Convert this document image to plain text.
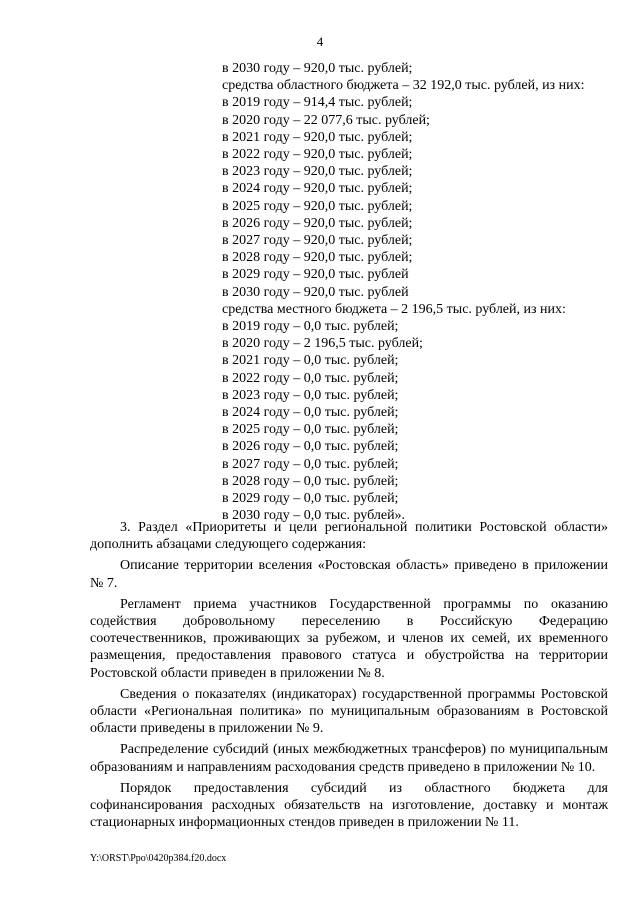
4
в 2030 году – 920,0 тыс. рублей;
средства областного бюджета – 32 192,0 тыс. рублей, из них:
в 2019 году – 914,4 тыс. рублей;
в 2020 году – 22 077,6 тыс. рублей;
в 2021 году – 920,0 тыс. рублей;
в 2022 году – 920,0 тыс. рублей;
в 2023 году – 920,0 тыс. рублей;
в 2024 году – 920,0 тыс. рублей;
в 2025 году – 920,0 тыс. рублей;
в 2026 году – 920,0 тыс. рублей;
в 2027 году – 920,0 тыс. рублей;
в 2028 году – 920,0 тыс. рублей;
в 2029 году – 920,0 тыс. рублей
в 2030 году – 920,0 тыс. рублей
средства местного бюджета – 2 196,5 тыс. рублей, из них:
в 2019 году – 0,0 тыс. рублей;
в 2020 году – 2 196,5 тыс. рублей;
в 2021 году – 0,0 тыс. рублей;
в 2022 году – 0,0 тыс. рублей;
в 2023 году – 0,0 тыс. рублей;
в 2024 году – 0,0 тыс. рублей;
в 2025 году – 0,0 тыс. рублей;
в 2026 году – 0,0 тыс. рублей;
в 2027 году – 0,0 тыс. рублей;
в 2028 году – 0,0 тыс. рублей;
в 2029 году – 0,0 тыс. рублей;
в 2030 году – 0,0 тыс. рублей».

3. Раздел «Приоритеты и цели региональной политики Ростовской области» дополнить абзацами следующего содержания:

Описание территории вселения «Ростовская область» приведено в приложении № 7.

Регламент приема участников Государственной программы по оказанию содействия добровольному переселению в Российскую Федерацию соотечественников, проживающих за рубежом, и членов их семей, их временного размещения, предоставления правового статуса и обустройства на территории Ростовской области приведен в приложении № 8.

Сведения о показателях (индикаторах) государственной программы Ростовской области «Региональная политика» по муниципальным образованиям в Ростовской области приведены в приложении № 9.

Распределение субсидий (иных межбюджетных трансферов) по муниципальным образованиям и направлениям расходования средств приведено в приложении № 10.

Порядок предоставления субсидий из областного бюджета для софинансирования расходных обязательств на изготовление, доставку и монтаж стационарных информационных стендов приведен в приложении № 11.

Y:\ORST\Ppo\0420p384.f20.docx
-=-=-
_What you are asked to do_
Pull every line holding "образованиям" out of the records.

_Written answer_
Сведения о показателях (индикаторах) государственной программы Ростовской области «Региональная политика» по муниципальным образованиям в Ростовской области приведены в приложении № 9.
Распределение субсидий (иных межбюджетных трансферов) по муниципальным образованиям и направлениям расходования средств приведено в приложении № 10.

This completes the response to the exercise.